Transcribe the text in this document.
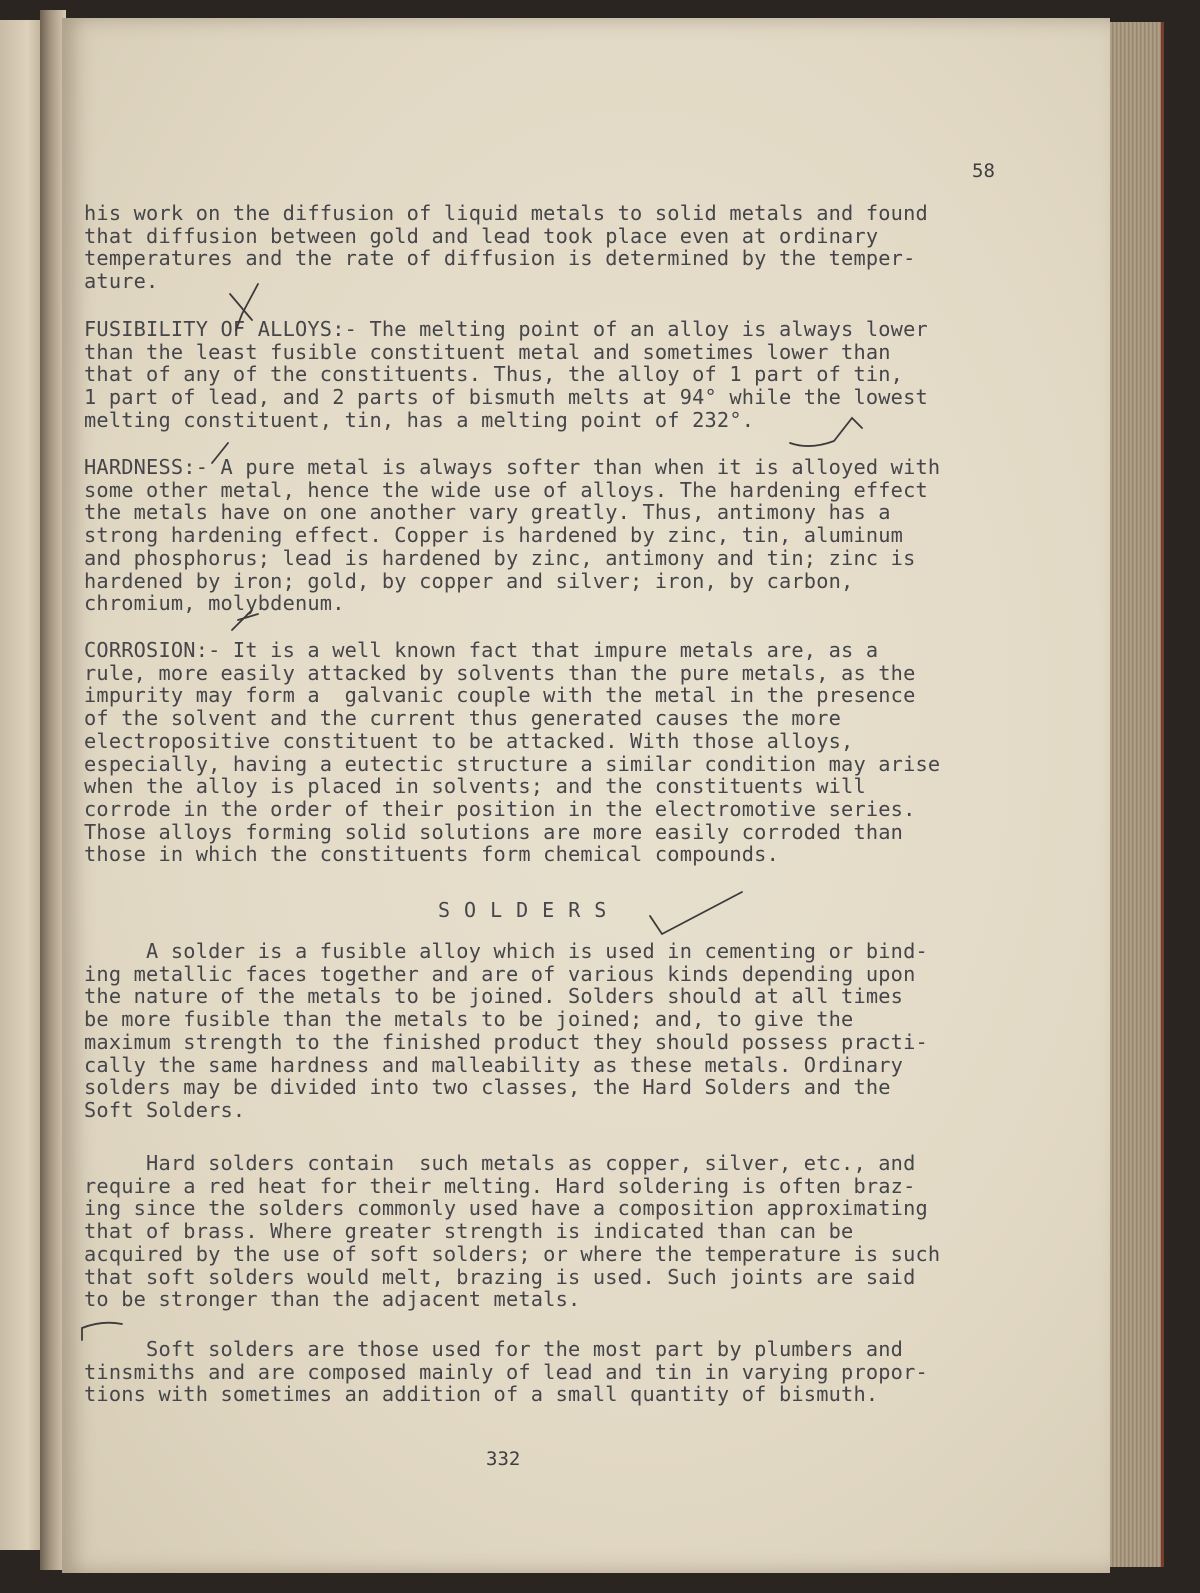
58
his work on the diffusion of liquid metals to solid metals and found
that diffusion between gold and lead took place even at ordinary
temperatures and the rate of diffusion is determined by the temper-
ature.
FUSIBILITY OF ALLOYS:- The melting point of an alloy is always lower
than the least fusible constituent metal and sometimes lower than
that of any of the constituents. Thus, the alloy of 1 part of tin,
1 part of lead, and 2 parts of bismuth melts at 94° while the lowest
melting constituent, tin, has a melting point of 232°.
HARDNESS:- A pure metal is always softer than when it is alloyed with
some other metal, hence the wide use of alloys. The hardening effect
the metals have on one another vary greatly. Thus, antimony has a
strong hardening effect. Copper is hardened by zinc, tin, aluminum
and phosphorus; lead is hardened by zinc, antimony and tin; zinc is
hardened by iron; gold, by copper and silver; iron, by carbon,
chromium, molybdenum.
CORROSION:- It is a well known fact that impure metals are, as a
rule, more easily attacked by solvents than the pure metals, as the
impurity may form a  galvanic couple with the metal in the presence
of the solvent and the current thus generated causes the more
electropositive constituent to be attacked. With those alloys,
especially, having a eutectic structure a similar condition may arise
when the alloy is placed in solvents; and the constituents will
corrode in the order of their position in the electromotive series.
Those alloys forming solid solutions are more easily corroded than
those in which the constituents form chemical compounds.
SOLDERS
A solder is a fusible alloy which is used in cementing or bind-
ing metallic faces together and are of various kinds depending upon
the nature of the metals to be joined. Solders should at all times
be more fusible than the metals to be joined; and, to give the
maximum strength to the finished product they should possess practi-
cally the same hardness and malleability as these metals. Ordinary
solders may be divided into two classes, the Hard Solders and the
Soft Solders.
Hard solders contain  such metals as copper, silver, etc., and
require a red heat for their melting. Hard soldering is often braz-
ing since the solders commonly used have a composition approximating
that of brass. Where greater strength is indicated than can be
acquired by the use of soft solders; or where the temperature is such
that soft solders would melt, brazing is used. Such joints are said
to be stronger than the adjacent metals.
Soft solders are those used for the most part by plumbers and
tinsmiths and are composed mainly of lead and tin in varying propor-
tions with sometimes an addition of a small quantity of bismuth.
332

* **Stated exercise**
Repeat the listing in full and exactly. Do not include any images.

* **Response below**
Transcribe the text in this document.
58
his work on the diffusion of liquid metals to solid metals and found
that diffusion between gold and lead took place even at ordinary
temperatures and the rate of diffusion is determined by the temper-
ature.
FUSIBILITY OF ALLOYS:- The melting point of an alloy is always lower
than the least fusible constituent metal and sometimes lower than
that of any of the constituents. Thus, the alloy of 1 part of tin,
1 part of lead, and 2 parts of bismuth melts at 94° while the lowest
melting constituent, tin, has a melting point of 232°.
HARDNESS:- A pure metal is always softer than when it is alloyed with
some other metal, hence the wide use of alloys. The hardening effect
the metals have on one another vary greatly. Thus, antimony has a
strong hardening effect. Copper is hardened by zinc, tin, aluminum
and phosphorus; lead is hardened by zinc, antimony and tin; zinc is
hardened by iron; gold, by copper and silver; iron, by carbon,
chromium, molybdenum.
CORROSION:- It is a well known fact that impure metals are, as a
rule, more easily attacked by solvents than the pure metals, as the
impurity may form a  galvanic couple with the metal in the presence
of the solvent and the current thus generated causes the more
electropositive constituent to be attacked. With those alloys,
especially, having a eutectic structure a similar condition may arise
when the alloy is placed in solvents; and the constituents will
corrode in the order of their position in the electromotive series.
Those alloys forming solid solutions are more easily corroded than
those in which the constituents form chemical compounds.
SOLDERS
A solder is a fusible alloy which is used in cementing or bind-
ing metallic faces together and are of various kinds depending upon
the nature of the metals to be joined. Solders should at all times
be more fusible than the metals to be joined; and, to give the
maximum strength to the finished product they should possess practi-
cally the same hardness and malleability as these metals. Ordinary
solders may be divided into two classes, the Hard Solders and the
Soft Solders.
Hard solders contain  such metals as copper, silver, etc., and
require a red heat for their melting. Hard soldering is often braz-
ing since the solders commonly used have a composition approximating
that of brass. Where greater strength is indicated than can be
acquired by the use of soft solders; or where the temperature is such
that soft solders would melt, brazing is used. Such joints are said
to be stronger than the adjacent metals.
Soft solders are those used for the most part by plumbers and
tinsmiths and are composed mainly of lead and tin in varying propor-
tions with sometimes an addition of a small quantity of bismuth.
332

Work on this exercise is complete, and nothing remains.